§ WHAT IS REQUIRED
Review the listing and copy each line that holds the word "binder".

[Extracted records]
-=-=-

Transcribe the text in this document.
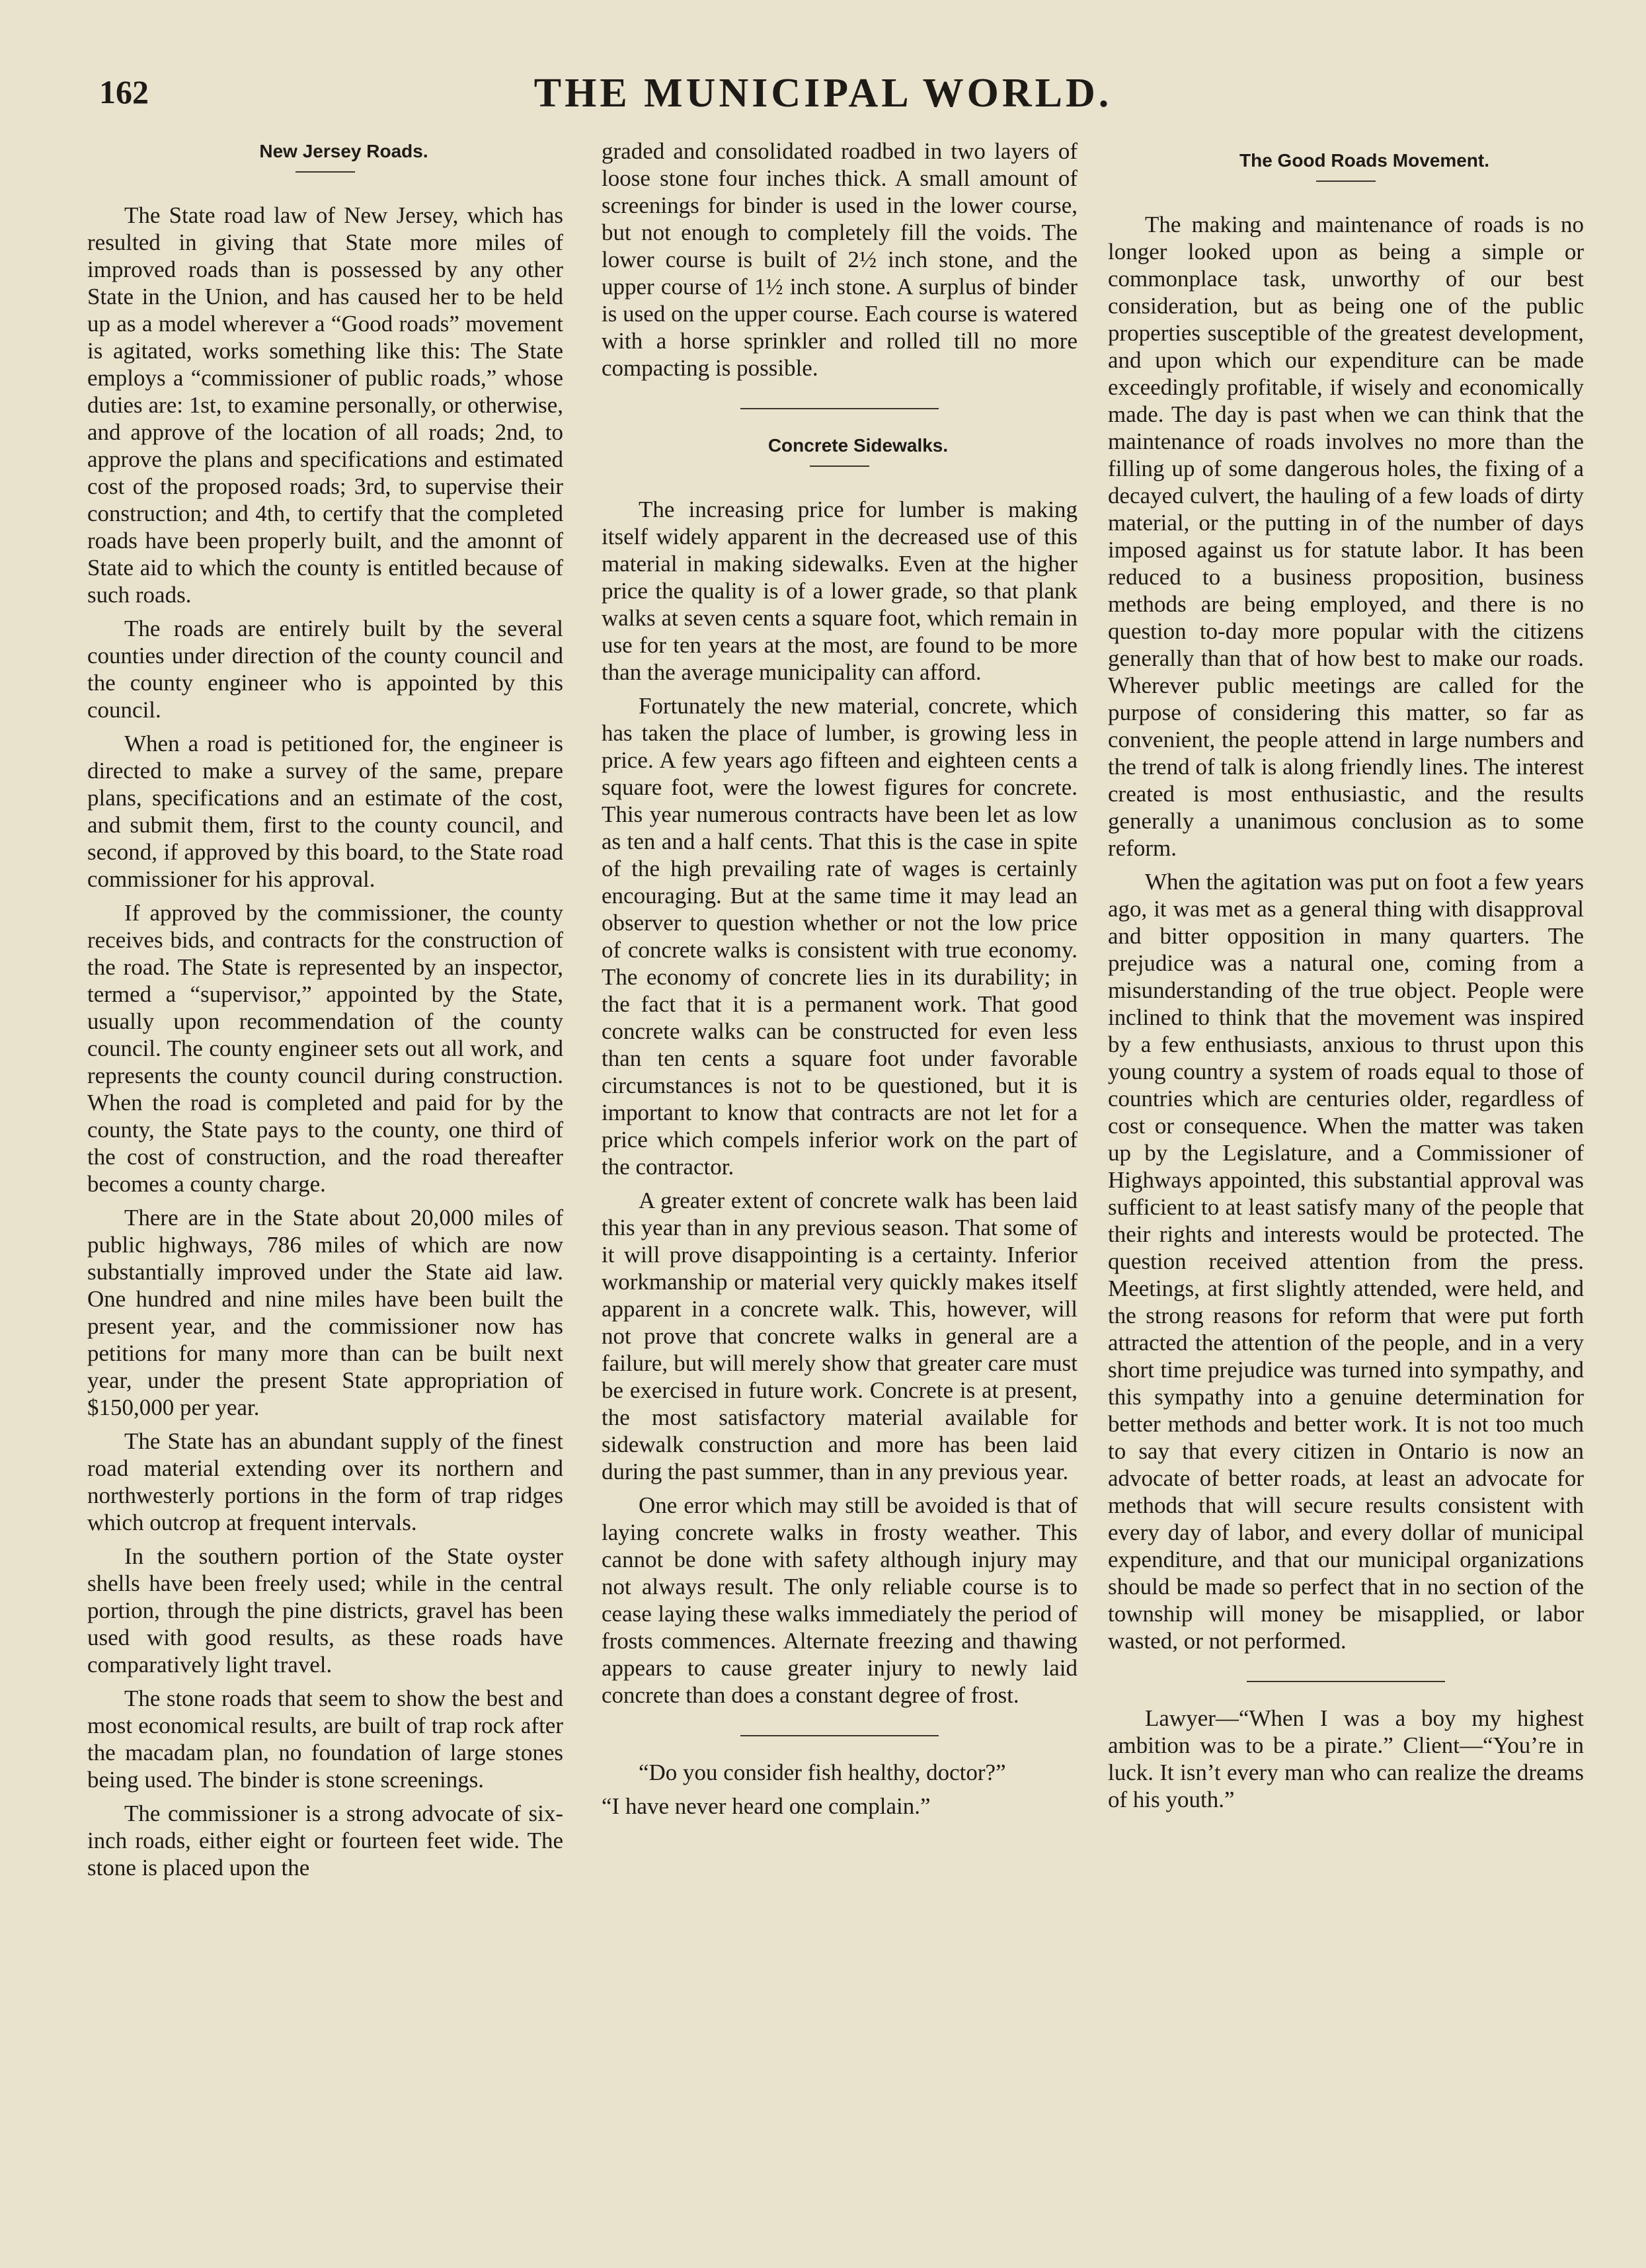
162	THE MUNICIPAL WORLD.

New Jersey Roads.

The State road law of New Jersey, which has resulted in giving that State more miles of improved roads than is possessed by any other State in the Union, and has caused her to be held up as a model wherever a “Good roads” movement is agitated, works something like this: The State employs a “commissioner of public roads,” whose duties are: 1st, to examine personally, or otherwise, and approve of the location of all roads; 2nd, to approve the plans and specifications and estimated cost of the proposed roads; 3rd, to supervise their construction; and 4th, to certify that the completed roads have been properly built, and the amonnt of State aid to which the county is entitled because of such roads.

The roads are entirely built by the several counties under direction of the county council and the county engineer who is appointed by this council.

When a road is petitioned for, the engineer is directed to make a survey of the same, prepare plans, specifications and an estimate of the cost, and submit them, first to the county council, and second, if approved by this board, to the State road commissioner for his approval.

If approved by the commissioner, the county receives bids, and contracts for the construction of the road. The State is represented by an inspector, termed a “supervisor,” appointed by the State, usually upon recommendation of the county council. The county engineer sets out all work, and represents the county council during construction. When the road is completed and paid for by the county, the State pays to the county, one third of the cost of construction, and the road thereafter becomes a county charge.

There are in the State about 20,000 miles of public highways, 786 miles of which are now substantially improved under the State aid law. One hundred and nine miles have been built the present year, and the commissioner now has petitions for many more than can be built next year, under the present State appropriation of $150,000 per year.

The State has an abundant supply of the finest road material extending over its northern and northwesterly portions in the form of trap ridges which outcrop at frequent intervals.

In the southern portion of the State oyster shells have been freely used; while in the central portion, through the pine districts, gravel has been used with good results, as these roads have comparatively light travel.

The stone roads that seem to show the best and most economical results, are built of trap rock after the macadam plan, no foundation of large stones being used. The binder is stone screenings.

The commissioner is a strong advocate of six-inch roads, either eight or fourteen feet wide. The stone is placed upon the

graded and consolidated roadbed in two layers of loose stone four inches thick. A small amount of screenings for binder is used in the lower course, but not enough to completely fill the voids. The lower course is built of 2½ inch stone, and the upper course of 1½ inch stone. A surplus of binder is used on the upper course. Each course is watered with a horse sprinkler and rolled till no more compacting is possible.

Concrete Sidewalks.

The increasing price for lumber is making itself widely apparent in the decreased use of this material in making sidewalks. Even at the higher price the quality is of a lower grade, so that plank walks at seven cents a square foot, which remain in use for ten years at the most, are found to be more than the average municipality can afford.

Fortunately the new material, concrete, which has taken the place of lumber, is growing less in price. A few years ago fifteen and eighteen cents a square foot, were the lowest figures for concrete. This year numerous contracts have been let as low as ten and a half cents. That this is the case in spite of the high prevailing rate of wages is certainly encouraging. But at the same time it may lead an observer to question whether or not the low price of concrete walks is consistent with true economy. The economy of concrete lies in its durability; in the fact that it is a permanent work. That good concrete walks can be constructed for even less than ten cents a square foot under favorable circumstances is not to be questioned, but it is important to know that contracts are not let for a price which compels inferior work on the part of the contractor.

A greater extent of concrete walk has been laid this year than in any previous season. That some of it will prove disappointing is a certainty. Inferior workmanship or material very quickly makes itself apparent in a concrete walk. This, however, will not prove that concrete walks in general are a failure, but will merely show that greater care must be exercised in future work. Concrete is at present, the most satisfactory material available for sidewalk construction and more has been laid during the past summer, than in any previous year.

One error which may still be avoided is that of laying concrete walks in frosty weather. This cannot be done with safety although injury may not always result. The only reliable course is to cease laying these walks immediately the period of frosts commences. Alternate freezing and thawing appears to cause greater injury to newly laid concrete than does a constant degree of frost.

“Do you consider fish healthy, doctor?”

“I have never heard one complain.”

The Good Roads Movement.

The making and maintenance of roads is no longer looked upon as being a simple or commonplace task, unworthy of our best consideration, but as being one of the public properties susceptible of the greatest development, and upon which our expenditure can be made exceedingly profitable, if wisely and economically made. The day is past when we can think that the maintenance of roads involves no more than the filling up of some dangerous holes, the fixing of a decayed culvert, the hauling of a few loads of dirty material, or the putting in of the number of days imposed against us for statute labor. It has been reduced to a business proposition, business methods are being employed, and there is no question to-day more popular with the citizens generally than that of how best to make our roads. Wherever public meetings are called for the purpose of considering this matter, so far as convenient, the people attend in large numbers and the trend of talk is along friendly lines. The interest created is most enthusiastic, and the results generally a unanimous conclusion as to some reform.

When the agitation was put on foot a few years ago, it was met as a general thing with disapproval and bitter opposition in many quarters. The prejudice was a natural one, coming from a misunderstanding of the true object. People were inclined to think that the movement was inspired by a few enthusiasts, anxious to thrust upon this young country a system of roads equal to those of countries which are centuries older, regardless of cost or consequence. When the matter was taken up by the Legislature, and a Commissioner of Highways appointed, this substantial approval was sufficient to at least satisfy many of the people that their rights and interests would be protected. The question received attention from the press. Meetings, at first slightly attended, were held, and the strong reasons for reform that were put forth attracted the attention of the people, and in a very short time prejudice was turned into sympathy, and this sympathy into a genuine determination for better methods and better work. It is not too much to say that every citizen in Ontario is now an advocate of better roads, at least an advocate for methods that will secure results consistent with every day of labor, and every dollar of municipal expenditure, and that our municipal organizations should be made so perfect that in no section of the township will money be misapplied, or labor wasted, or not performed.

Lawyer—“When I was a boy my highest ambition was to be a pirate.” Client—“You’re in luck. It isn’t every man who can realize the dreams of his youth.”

-=-=-

§ RESULT OF THIS TASK
The stone roads that seem to show the best and most economical results, are built of trap rock after the macadam plan, no foundation of large stones being used. The binder is stone screenings.
graded and consolidated roadbed in two layers of loose stone four inches thick. A small amount of screenings for binder is used in the lower course, but not enough to completely fill the voids. The lower course is built of 2½ inch stone, and the upper course of 1½ inch stone. A surplus of binder is used on the upper course. Each course is watered with a horse sprinkler and rolled till no more compacting is possible.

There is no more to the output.